** begin Data provided **

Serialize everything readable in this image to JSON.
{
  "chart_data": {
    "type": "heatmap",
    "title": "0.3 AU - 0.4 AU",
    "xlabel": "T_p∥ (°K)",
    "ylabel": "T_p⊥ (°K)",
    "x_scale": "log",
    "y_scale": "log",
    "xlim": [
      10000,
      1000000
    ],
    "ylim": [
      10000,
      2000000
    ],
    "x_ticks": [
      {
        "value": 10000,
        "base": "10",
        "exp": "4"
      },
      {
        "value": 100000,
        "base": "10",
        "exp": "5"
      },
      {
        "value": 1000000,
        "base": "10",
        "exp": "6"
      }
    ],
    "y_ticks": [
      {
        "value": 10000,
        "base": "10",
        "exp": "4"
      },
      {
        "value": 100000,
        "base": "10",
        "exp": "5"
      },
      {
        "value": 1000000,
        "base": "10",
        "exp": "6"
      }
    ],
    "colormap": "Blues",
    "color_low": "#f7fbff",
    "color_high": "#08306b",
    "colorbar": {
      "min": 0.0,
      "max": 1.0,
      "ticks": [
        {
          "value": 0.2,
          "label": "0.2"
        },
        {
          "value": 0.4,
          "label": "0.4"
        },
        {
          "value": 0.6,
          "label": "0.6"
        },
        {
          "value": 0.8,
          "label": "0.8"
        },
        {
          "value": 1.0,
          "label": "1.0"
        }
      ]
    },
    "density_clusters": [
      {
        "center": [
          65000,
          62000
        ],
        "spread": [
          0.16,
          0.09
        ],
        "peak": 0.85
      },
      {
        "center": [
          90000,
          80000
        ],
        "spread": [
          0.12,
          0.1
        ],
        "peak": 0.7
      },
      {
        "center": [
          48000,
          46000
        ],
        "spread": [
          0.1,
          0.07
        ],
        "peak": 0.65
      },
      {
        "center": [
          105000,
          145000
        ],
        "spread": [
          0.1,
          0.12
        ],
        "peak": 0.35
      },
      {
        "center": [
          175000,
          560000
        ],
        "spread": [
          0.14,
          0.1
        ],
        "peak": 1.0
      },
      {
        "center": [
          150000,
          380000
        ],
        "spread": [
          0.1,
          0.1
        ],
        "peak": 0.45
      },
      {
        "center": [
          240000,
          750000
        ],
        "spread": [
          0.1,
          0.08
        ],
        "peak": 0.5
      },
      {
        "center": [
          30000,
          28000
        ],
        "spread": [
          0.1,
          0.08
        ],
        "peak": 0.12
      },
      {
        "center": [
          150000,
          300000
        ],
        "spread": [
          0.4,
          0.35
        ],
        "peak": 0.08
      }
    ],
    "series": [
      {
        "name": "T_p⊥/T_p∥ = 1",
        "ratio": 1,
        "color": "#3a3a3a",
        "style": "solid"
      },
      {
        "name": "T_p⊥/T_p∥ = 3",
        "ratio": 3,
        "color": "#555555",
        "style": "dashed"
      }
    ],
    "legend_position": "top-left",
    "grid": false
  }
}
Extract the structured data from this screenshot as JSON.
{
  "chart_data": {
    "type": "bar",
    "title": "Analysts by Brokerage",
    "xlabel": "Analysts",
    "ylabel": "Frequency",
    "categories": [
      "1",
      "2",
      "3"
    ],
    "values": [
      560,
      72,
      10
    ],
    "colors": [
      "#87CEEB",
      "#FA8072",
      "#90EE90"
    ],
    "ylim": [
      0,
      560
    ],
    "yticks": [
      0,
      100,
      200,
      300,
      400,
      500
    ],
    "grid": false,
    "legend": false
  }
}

** end Data provided **

• Direction: From the listing, copy every line where the string "peak" appears.

• Result of this task:
        "peak": 0.85
        "peak": 0.7
        "peak": 0.65
        "peak": 0.35
        "peak": 1.0
        "peak": 0.45
        "peak": 0.5
        "peak": 0.12
        "peak": 0.08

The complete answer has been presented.